Without Nature at Nicoletti / London, United Kingdom

Without Nature

Aram Bartholl
Julius Von Bismarck
Hugo Cantegrel
Petra Cortright
Chris Dorland
Rachel de Joode
Mathieu Merlet Briand
Eva Papamargariti
Nicolas Sassoon
Rick Silva

Curated by Oswaldo Nicoletti and Camille Houzé.
Scenography by Ariane Bromberger.

28 September – 7 October, 2018

458-460 Hackney Road
E2 9EG, London

NICOLETTI is pleased to present without Nature, an exhibition that reflects upon the conditions of perception and representation of the environment in an ecologically-concerned, digitally-mediated era. The exhibition spans sculpture, digital painting, print and video from a selection of ten international artists, including Aram Bartholl, Julius Von Bismarck, Hugo Cantegrel, Petra Cortright, Chris Dorland, Rachel de Joode, Mathieu Merlet-Briand, Eva Papamargariti, Nicolas Sassoon & Rick Silva.

In De-coïncidence: d’où viennent l’art et l’existence (2017), the French philosopher François Jullien argues that modernity, less than a rupture or a process of systematic re-evaluation of prevailing systems of thought, scientific equations and artistic traditions, was a singular event which consisted, first and foremost, in acknowledging the death of Nature.
By that, Jullien suggests that the primary foundation which the idea of Nature hitherto constituted was no longer viable, progressively losing its function as the ultimate model of adequacy with which philosophical systems and artistic modes of representation were attempting to coincide. As such, it is obviously not nature or the ‘natural’ environment itself which was disappearing or being questioned, but a certain idea of Nature wherein it provided an incontestable reference against which were measured the relevancy and accuracy of the systems of thought, scientific equations and artistic methodologies stemming from acute observations of the exterior world. In science, Jullien observes, physics has demonstrated that Newton’s gravitational equations, which were until then posited as the universal laws of Nature, were, in fact, a relative formulation, only partially valid and locally adapted. In philosophy, Kant’s Copernican revolution establishes that it is not the object that makes the representation possible but the representation that makes the object possible, implying that our mind does not passively conform to the observed objects, but that these objects are adapting to the forms of our sensibility and to the categories of our mind.

◆ **Data provided**:

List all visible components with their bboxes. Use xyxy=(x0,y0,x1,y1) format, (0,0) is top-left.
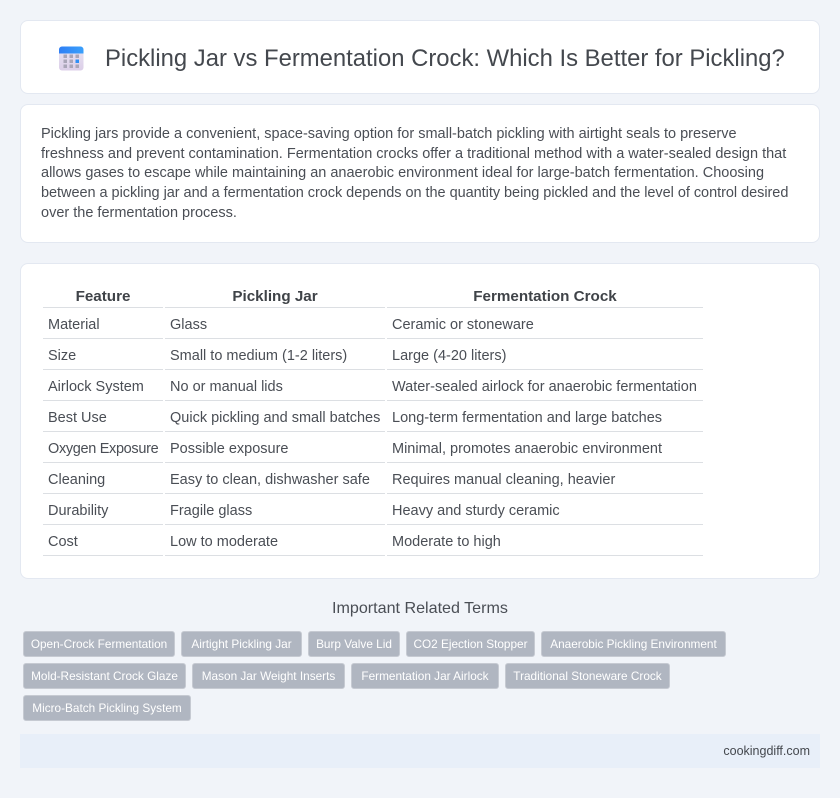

◆ **Directive 1**:
Answer these from the Without Nature exhibition text:
(a) Who curated the exhibition?
(b) Which media does the exhibition span?
(c) According to Jullien, what did physics demonstrate about Newton's gravitational equations?
◆ **Directive 2**: Pull out the part of the Without Nature exhibition text that opens with the words containing "458-460 Hackney Road" and closes with "death of Nature.", copying it unchanged.
◆ **Directive 3**: Extend the Without Nature exhibition text, picking up after its last sentence.
Nothing in the listing is needed here.

◆ **Exercise output 1**:
(a) Oswaldo Nicoletti and Camille Houzé.
(b) Sculpture, digital painting, print and video.
(c) That they were a relative formulation, only partially valid and locally adapted.

◆ **Exercise output 2**:
458-460 Hackney Road
E2 9EG, London

NICOLETTI is pleased to present without Nature, an exhibition that reflects upon the conditions of perception and representation of the environment in an ecologically-concerned, digitally-mediated era. The exhibition spans sculpture, digital painting, print and video from a selection of ten international artists, including Aram Bartholl, Julius Von Bismarck, Hugo Cantegrel, Petra Cortright, Chris Dorland, Rachel de Joode, Mathieu Merlet-Briand, Eva Papamargariti, Nicolas Sassoon & Rick Silva.

In De-coïncidence: d’où viennent l’art et l’existence (2017), the French philosopher François Jullien argues that modernity, less than a rupture or a process of systematic re-evaluation of prevailing systems of thought, scientific equations and artistic traditions, was a singular event which consisted, first and foremost, in acknowledging the death of Nature.

◆ **Exercise output 3**:
In art, finally, Jullien remarks that ‘painting ‘de-coincides’ with Nature and even with landscapes… departs from the attempt to circumscribe the represented forms within contours, as if one could assign a specific location to the quality of things and enclose the latter within an essence: the apple overflows its features (ses traits).1
without Nature, therefore, describes a condition. A condition in which Nature no longer represents the identical, unified model which constituted the horizon of classical thought and art. The title of the exhibition, in this sense, refers to the loss of an incontrovertible referent and implies, thereby, an acknowledgement of the impossibility to discover or establish a unique ontological equation in which a universal truth would reside.
Taking Jullien’s reflection as a point of departure, the exhibition furthermore reflects on both the consequences and the possibilities that stem from our existence in a world without Nature. If modernity consisted in acknowledging the death of Nature as a metaphysical model, the artists presented here propose a series of visual scenarios which demonstrate the actual shift in the condition of perception, intellection and representation of the environment consecutive to the accelerating convergence of the natural and the computational.
The exhibition starts with a site-specific installation that NICOLETTI commissioned to the Lisbon-based, French artist Hugo Cantegrel. Taking the form of a futuristic cabinet de curiosités, Cantegrel’s piece features a series of hybrid objects and repetitive motifs and patterns printed on Plexiglas and aluminium. Inspired by the Surrealist science of Roger Caillois, Cantegrel’s work explores the functions of memory and the ways in which human perception of the surrounding environment always derives from an entanglement of imaginary and sensory experience. Cantegrel’s cabinet de curiosités thereby problematizes the distinction between the given and the produced, between ‘nature’ and ‘culture’.
In the main gallery space, Petra Cortright revisits art-historical archetypes such as landscape painting and still-life, presenting three digital paintings which transpose late nineteenth-century Impressionist reflections on the ways of seeing nature into the digital landscape of the twenty- first century. Here, the flowers, water lilies and aquatic elements are directly sourced from the internet, gathered into a ‘mother file’, which the artist then manipulates and prints into large-scale compositions in which intermingle ‘natural’ figures and digital abstractions. If, overflowing its contours, Cézanne’s apple inaugurated a disengagement from the attempt to reach the closest coincidence possible to what is ontologically posited as ‘being’ Nature, Cortright’s flowers have almost no relation whatsoever with such an entity. Rather, observing the variations of lights and colours on the digital screen, the American artist attempts to grasp and convey the fleeting beauty of landscapes which are always already artificial.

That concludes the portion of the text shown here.